→ OBJECTIVE
Every line below that holds the string "device" should be copied out.

Records contained in a dataset:
◆ ◆ ◆ ◆ ◆ ◆ ◆

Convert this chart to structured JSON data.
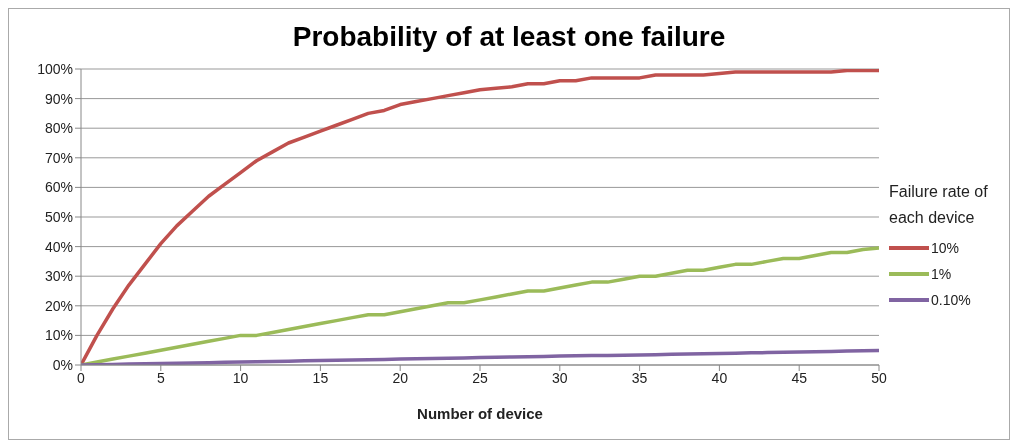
{
  "chart_data": {
    "type": "line",
    "title": "Probability of at least one failure",
    "xlabel": "Number of device",
    "legend_title": "Failure rate of each device",
    "x": [
      0,
      1,
      2,
      3,
      4,
      5,
      6,
      7,
      8,
      9,
      10,
      11,
      12,
      13,
      14,
      15,
      16,
      17,
      18,
      19,
      20,
      21,
      22,
      23,
      24,
      25,
      26,
      27,
      28,
      29,
      30,
      31,
      32,
      33,
      34,
      35,
      36,
      37,
      38,
      39,
      40,
      41,
      42,
      43,
      44,
      45,
      46,
      47,
      48,
      49,
      50
    ],
    "series": [
      {
        "name": "10%",
        "color": "#c0504d",
        "values": [
          0,
          10,
          19,
          27,
          34,
          41,
          47,
          52,
          57,
          61,
          65,
          69,
          72,
          75,
          77,
          79,
          81,
          83,
          85,
          86,
          88,
          89,
          90,
          91,
          92,
          93,
          93.5,
          94,
          95,
          95,
          96,
          96,
          97,
          97,
          97,
          97,
          98,
          98,
          98,
          98,
          98.5,
          99,
          99,
          99,
          99,
          99,
          99,
          99,
          99.5,
          99.5,
          99.5
        ]
      },
      {
        "name": "1%",
        "color": "#9bbb59",
        "values": [
          0,
          1,
          2,
          3,
          4,
          5,
          6,
          7,
          8,
          9,
          10,
          10,
          11,
          12,
          13,
          14,
          15,
          16,
          17,
          17,
          18,
          19,
          20,
          21,
          21,
          22,
          23,
          24,
          25,
          25,
          26,
          27,
          28,
          28,
          29,
          30,
          30,
          31,
          32,
          32,
          33,
          34,
          34,
          35,
          36,
          36,
          37,
          38,
          38,
          39,
          39.5
        ]
      },
      {
        "name": "0.10%",
        "color": "#8064a2",
        "values": [
          0,
          0.1,
          0.2,
          0.3,
          0.4,
          0.5,
          0.6,
          0.7,
          0.8,
          0.9,
          1,
          1.1,
          1.2,
          1.3,
          1.4,
          1.5,
          1.6,
          1.7,
          1.8,
          1.9,
          2,
          2.1,
          2.2,
          2.3,
          2.4,
          2.5,
          2.6,
          2.7,
          2.8,
          2.9,
          3,
          3.1,
          3.2,
          3.2,
          3.3,
          3.4,
          3.5,
          3.6,
          3.7,
          3.8,
          3.9,
          4,
          4.1,
          4.2,
          4.3,
          4.4,
          4.5,
          4.6,
          4.7,
          4.8,
          4.9
        ]
      }
    ],
    "xlim": [
      0,
      50
    ],
    "xticks": [
      0,
      5,
      10,
      15,
      20,
      25,
      30,
      35,
      40,
      45,
      50
    ],
    "ylim": [
      0,
      100
    ],
    "yticks": [
      {
        "value": 0,
        "label": "0%"
      },
      {
        "value": 10,
        "label": "10%"
      },
      {
        "value": 20,
        "label": "20%"
      },
      {
        "value": 30,
        "label": "30%"
      },
      {
        "value": 40,
        "label": "40%"
      },
      {
        "value": 50,
        "label": "50%"
      },
      {
        "value": 60,
        "label": "60%"
      },
      {
        "value": 70,
        "label": "70%"
      },
      {
        "value": 80,
        "label": "80%"
      },
      {
        "value": 90,
        "label": "90%"
      },
      {
        "value": 100,
        "label": "100%"
      }
    ],
    "grid": "y",
    "legend": "right",
    "marker": "none",
    "line_style": "solid"
  }
}
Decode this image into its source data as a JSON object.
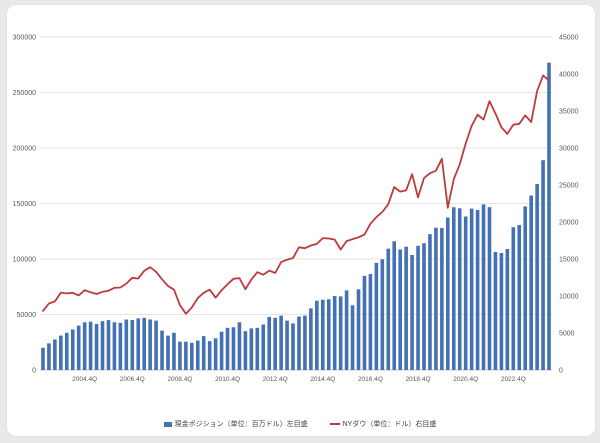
{
  "chart_data": {
    "type": "combo",
    "categories": [
      "2003.1Q",
      "2003.2Q",
      "2003.3Q",
      "2003.4Q",
      "2004.1Q",
      "2004.2Q",
      "2004.3Q",
      "2004.4Q",
      "2005.1Q",
      "2005.2Q",
      "2005.3Q",
      "2005.4Q",
      "2006.1Q",
      "2006.2Q",
      "2006.3Q",
      "2006.4Q",
      "2007.1Q",
      "2007.2Q",
      "2007.3Q",
      "2007.4Q",
      "2008.1Q",
      "2008.2Q",
      "2008.3Q",
      "2008.4Q",
      "2009.1Q",
      "2009.2Q",
      "2009.3Q",
      "2009.4Q",
      "2010.1Q",
      "2010.2Q",
      "2010.3Q",
      "2010.4Q",
      "2011.1Q",
      "2011.2Q",
      "2011.3Q",
      "2011.4Q",
      "2012.1Q",
      "2012.2Q",
      "2012.3Q",
      "2012.4Q",
      "2013.1Q",
      "2013.2Q",
      "2013.3Q",
      "2013.4Q",
      "2014.1Q",
      "2014.2Q",
      "2014.3Q",
      "2014.4Q",
      "2015.1Q",
      "2015.2Q",
      "2015.3Q",
      "2015.4Q",
      "2016.1Q",
      "2016.2Q",
      "2016.3Q",
      "2016.4Q",
      "2017.1Q",
      "2017.2Q",
      "2017.3Q",
      "2017.4Q",
      "2018.1Q",
      "2018.2Q",
      "2018.3Q",
      "2018.4Q",
      "2019.1Q",
      "2019.2Q",
      "2019.3Q",
      "2019.4Q",
      "2020.1Q",
      "2020.2Q",
      "2020.3Q",
      "2020.4Q",
      "2021.1Q",
      "2021.2Q",
      "2021.3Q",
      "2021.4Q",
      "2022.1Q",
      "2022.2Q",
      "2022.3Q",
      "2022.4Q",
      "2023.1Q",
      "2023.2Q",
      "2023.3Q",
      "2023.4Q",
      "2024.1Q",
      "2024.2Q"
    ],
    "series": [
      {
        "name": "現金ポジション（単位：百万ドル）左目盛",
        "type": "bar",
        "axis": "left",
        "color": "#4470b4",
        "values": [
          20000,
          24000,
          27500,
          31000,
          33500,
          36500,
          40000,
          43000,
          43500,
          41500,
          44000,
          45000,
          43000,
          42500,
          45500,
          45000,
          46500,
          47000,
          45500,
          44500,
          35500,
          31000,
          33500,
          25500,
          25500,
          24500,
          26500,
          30500,
          26000,
          28500,
          34500,
          38000,
          38500,
          43000,
          35000,
          37500,
          38000,
          41000,
          47800,
          47000,
          49000,
          44500,
          42000,
          48200,
          49000,
          55500,
          62400,
          63300,
          63700,
          66600,
          66300,
          71700,
          58300,
          72700,
          84800,
          86400,
          96500,
          99700,
          109300,
          116000,
          108600,
          111100,
          103600,
          111900,
          114200,
          122400,
          128200,
          128000,
          137300,
          146600,
          145700,
          138300,
          145400,
          144100,
          149200,
          146700,
          106300,
          105400,
          109000,
          128600,
          130600,
          147400,
          157200,
          167600,
          189000,
          276900
        ]
      },
      {
        "name": "NYダウ（単位：ドル）右目盛",
        "type": "line",
        "axis": "right",
        "color": "#bc3c3e",
        "values": [
          7992,
          8985,
          9275,
          10454,
          10357,
          10435,
          10080,
          10783,
          10504,
          10275,
          10569,
          10718,
          11109,
          11150,
          11679,
          12463,
          12354,
          13409,
          13896,
          13265,
          12263,
          11350,
          10851,
          8776,
          7609,
          8447,
          9712,
          10428,
          10857,
          9774,
          10788,
          11578,
          12320,
          12414,
          10913,
          12218,
          13212,
          12880,
          13437,
          13104,
          14579,
          14910,
          15130,
          16577,
          16458,
          16827,
          17043,
          17823,
          17776,
          17620,
          16285,
          17425,
          17685,
          17930,
          18308,
          19763,
          20663,
          21350,
          22405,
          24719,
          24103,
          24271,
          26458,
          23327,
          25929,
          26600,
          26917,
          28538,
          21917,
          25813,
          27782,
          30606,
          32982,
          34503,
          33844,
          36338,
          34678,
          32800,
          31900,
          33147,
          33274,
          34408,
          33508,
          37690,
          39807,
          39119
        ]
      }
    ],
    "x_tick_indices": [
      7,
      15,
      23,
      31,
      39,
      47,
      55,
      63,
      71,
      79
    ],
    "x_tick_labels": [
      "2004.4Q",
      "2006.4Q",
      "2008.4Q",
      "2010.4Q",
      "2012.4Q",
      "2014.4Q",
      "2016.4Q",
      "2018.4Q",
      "2020.4Q",
      "2022.4Q"
    ],
    "left_axis": {
      "min": 0,
      "max": 300000,
      "step": 50000,
      "tick_labels": [
        "0",
        "50000",
        "100000",
        "150000",
        "200000",
        "250000",
        "300000"
      ]
    },
    "right_axis": {
      "min": 0,
      "max": 45000,
      "step": 5000,
      "tick_labels": [
        "0",
        "5000",
        "10000",
        "15000",
        "20000",
        "25000",
        "30000",
        "35000",
        "40000",
        "45000"
      ]
    },
    "title": "",
    "xlabel": "",
    "ylabel_left": "",
    "ylabel_right": "",
    "grid": "horizontal",
    "legend_position": "bottom"
  },
  "colors": {
    "bar": "#4470b4",
    "line": "#bc3c3e",
    "gridline": "#dcdcdc",
    "zero_line": "#c4c4c4",
    "tick_text": "#595959",
    "legend_text": "#3f3f3f",
    "card_background": "#ffffff",
    "page_background": "#e9e9e9"
  }
}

◆ ◆ ◆ ◆ ◆ ◆ ◆

→ REPLY TO THE TASK
    "xlabel": "Number of device",
    "legend_title": "Failure rate of each device",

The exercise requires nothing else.